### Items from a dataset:
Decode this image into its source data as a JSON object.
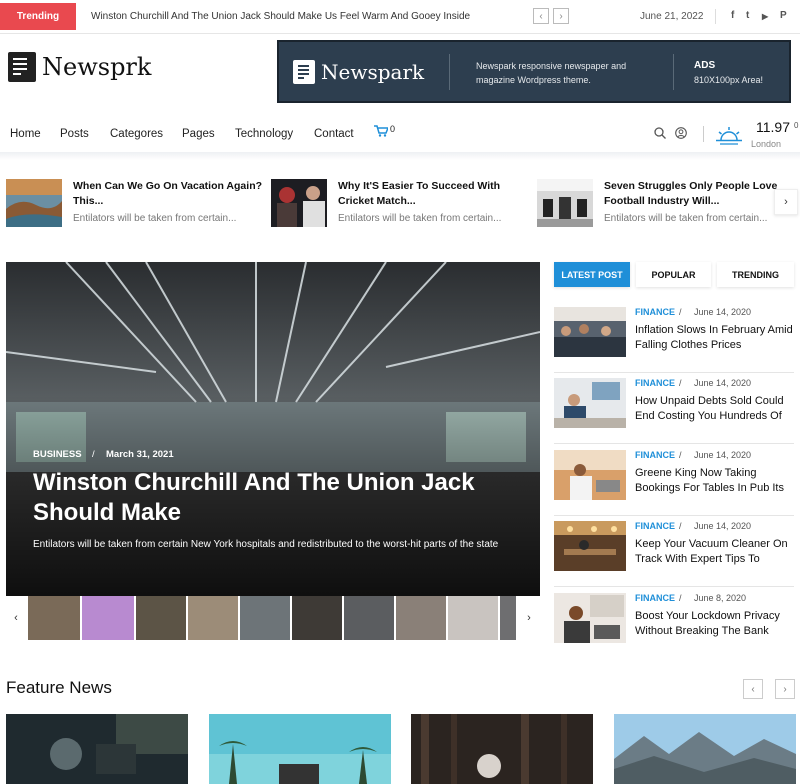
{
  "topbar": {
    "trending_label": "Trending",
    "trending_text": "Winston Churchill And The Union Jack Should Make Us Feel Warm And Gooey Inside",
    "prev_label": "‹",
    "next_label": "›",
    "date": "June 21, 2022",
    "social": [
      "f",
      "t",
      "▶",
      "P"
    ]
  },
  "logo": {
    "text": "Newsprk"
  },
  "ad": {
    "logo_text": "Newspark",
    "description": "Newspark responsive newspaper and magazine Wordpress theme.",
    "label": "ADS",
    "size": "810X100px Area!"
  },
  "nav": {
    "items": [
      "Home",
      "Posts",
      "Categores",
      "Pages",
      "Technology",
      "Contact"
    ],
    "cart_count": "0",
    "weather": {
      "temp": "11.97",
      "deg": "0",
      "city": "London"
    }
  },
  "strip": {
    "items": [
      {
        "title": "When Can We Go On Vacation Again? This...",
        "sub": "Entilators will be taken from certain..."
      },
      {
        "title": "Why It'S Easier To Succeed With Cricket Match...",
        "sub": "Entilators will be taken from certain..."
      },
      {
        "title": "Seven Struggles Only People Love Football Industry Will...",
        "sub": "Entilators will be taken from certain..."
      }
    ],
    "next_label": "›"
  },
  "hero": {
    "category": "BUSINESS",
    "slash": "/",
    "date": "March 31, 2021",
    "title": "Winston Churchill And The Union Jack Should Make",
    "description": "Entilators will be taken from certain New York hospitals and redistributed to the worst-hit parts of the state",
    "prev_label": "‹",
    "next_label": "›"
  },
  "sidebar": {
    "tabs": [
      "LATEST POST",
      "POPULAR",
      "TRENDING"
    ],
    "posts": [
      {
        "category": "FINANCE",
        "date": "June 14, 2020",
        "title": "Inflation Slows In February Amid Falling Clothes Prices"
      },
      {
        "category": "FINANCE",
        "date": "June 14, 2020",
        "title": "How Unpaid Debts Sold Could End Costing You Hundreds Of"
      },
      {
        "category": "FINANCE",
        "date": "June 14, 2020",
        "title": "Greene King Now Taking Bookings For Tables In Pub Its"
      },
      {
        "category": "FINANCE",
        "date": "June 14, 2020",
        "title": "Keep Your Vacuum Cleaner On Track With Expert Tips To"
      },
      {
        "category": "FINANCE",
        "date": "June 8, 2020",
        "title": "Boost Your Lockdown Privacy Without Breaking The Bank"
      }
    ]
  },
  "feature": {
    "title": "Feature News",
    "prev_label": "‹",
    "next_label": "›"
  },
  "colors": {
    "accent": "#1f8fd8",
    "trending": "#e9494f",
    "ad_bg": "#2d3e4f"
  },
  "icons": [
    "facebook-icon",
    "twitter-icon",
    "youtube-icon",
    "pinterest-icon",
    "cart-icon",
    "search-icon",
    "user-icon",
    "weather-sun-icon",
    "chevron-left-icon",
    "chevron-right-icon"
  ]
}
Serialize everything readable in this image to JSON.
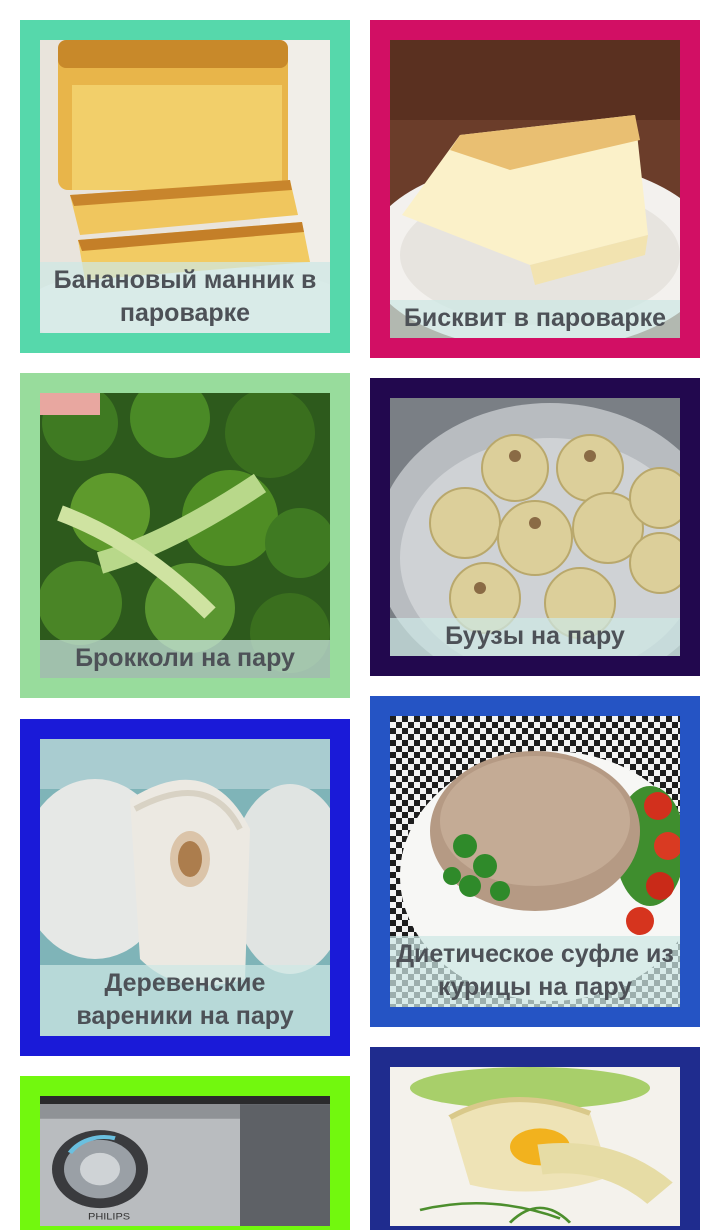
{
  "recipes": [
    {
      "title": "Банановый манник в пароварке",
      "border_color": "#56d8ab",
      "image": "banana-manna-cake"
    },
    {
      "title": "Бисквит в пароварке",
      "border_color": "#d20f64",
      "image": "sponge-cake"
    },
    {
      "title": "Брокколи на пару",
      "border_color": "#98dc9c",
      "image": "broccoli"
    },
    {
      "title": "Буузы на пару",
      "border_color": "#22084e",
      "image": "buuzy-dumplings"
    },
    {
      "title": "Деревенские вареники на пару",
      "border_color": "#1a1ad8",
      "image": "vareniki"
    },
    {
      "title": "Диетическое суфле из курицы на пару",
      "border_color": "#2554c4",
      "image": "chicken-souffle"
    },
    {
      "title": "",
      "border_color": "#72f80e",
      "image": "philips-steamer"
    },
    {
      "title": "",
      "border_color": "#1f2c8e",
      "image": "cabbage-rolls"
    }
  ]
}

### BRIEF:
Return the listing above unchanged, apart from dropping its pictures.

### SOLUTION TO THIS EXERCISE:
Decode this image into its source data as a JSON object.
{
  "topbar": {
    "trending_label": "Trending",
    "trending_text": "Winston Churchill And The Union Jack Should Make Us Feel Warm And Gooey Inside",
    "prev_label": "‹",
    "next_label": "›",
    "date": "June 21, 2022",
    "social": [
      "f",
      "t",
      "▶",
      "P"
    ]
  },
  "logo": {
    "text": "Newsprk"
  },
  "ad": {
    "logo_text": "Newspark",
    "description": "Newspark responsive newspaper and magazine Wordpress theme.",
    "label": "ADS",
    "size": "810X100px Area!"
  },
  "nav": {
    "items": [
      "Home",
      "Posts",
      "Categores",
      "Pages",
      "Technology",
      "Contact"
    ],
    "cart_count": "0",
    "weather": {
      "temp": "11.97",
      "deg": "0",
      "city": "London"
    }
  },
  "strip": {
    "items": [
      {
        "title": "When Can We Go On Vacation Again? This...",
        "sub": "Entilators will be taken from certain..."
      },
      {
        "title": "Why It'S Easier To Succeed With Cricket Match...",
        "sub": "Entilators will be taken from certain..."
      },
      {
        "title": "Seven Struggles Only People Love Football Industry Will...",
        "sub": "Entilators will be taken from certain..."
      }
    ],
    "next_label": "›"
  },
  "hero": {
    "category": "BUSINESS",
    "slash": "/",
    "date": "March 31, 2021",
    "title": "Winston Churchill And The Union Jack Should Make",
    "description": "Entilators will be taken from certain New York hospitals and redistributed to the worst-hit parts of the state",
    "prev_label": "‹",
    "next_label": "›"
  },
  "sidebar": {
    "tabs": [
      "LATEST POST",
      "POPULAR",
      "TRENDING"
    ],
    "posts": [
      {
        "category": "FINANCE",
        "date": "June 14, 2020",
        "title": "Inflation Slows In February Amid Falling Clothes Prices"
      },
      {
        "category": "FINANCE",
        "date": "June 14, 2020",
        "title": "How Unpaid Debts Sold Could End Costing You Hundreds Of"
      },
      {
        "category": "FINANCE",
        "date": "June 14, 2020",
        "title": "Greene King Now Taking Bookings For Tables In Pub Its"
      },
      {
        "category": "FINANCE",
        "date": "June 14, 2020",
        "title": "Keep Your Vacuum Cleaner On Track With Expert Tips To"
      },
      {
        "category": "FINANCE",
        "date": "June 8, 2020",
        "title": "Boost Your Lockdown Privacy Without Breaking The Bank"
      }
    ]
  },
  "feature": {
    "title": "Feature News",
    "prev_label": "‹",
    "next_label": "›"
  },
  "colors": {
    "accent": "#1f8fd8",
    "trending": "#e9494f",
    "ad_bg": "#2d3e4f"
  },
  "icons": [
    "facebook-icon",
    "twitter-icon",
    "youtube-icon",
    "pinterest-icon",
    "cart-icon",
    "search-icon",
    "user-icon",
    "weather-sun-icon",
    "chevron-left-icon",
    "chevron-right-icon"
  ]
}
Serialize everything readable in this image to JSON.
{
  "recipes": [
    {
      "title": "Банановый манник в пароварке",
      "border_color": "#56d8ab",
      "image": "banana-manna-cake"
    },
    {
      "title": "Бисквит в пароварке",
      "border_color": "#d20f64",
      "image": "sponge-cake"
    },
    {
      "title": "Брокколи на пару",
      "border_color": "#98dc9c",
      "image": "broccoli"
    },
    {
      "title": "Буузы на пару",
      "border_color": "#22084e",
      "image": "buuzy-dumplings"
    },
    {
      "title": "Деревенские вареники на пару",
      "border_color": "#1a1ad8",
      "image": "vareniki"
    },
    {
      "title": "Диетическое суфле из курицы на пару",
      "border_color": "#2554c4",
      "image": "chicken-souffle"
    },
    {
      "title": "",
      "border_color": "#72f80e",
      "image": "philips-steamer"
    },
    {
      "title": "",
      "border_color": "#1f2c8e",
      "image": "cabbage-rolls"
    }
  ]
}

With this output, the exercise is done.